TASK DIRECTIONS: Give only the number of lines in the records below that contain the word "Ursinæ".

* start *

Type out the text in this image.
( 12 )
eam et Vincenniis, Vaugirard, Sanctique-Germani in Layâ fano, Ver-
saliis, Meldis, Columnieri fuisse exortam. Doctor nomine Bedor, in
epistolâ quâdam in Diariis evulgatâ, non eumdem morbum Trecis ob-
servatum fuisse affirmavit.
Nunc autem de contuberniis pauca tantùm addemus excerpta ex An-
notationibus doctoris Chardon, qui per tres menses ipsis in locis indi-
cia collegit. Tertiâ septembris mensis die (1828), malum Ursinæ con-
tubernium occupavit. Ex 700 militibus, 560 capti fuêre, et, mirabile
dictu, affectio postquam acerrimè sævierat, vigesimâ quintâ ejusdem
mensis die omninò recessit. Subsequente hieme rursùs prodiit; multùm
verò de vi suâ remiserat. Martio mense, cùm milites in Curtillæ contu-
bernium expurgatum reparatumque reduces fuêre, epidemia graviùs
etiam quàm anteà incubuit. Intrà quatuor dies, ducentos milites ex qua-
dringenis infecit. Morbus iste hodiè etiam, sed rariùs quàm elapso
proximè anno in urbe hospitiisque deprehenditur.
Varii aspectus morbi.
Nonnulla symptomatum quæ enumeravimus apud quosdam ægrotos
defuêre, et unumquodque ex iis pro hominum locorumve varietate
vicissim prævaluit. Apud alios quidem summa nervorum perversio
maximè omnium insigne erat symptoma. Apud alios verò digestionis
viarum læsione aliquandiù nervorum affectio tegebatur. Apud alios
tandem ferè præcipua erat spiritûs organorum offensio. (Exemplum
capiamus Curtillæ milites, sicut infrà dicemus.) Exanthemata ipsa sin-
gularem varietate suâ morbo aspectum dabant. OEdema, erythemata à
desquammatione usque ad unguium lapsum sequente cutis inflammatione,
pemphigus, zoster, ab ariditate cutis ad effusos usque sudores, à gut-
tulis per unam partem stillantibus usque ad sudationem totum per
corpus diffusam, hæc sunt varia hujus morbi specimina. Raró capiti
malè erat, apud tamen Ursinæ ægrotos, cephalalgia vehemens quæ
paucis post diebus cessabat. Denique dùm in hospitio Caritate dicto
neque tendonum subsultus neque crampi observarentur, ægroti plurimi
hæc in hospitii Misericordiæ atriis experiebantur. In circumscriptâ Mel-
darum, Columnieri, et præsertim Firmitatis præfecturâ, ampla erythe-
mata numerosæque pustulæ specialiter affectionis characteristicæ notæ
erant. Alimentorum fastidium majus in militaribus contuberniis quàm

* end *

THE RESULT: 2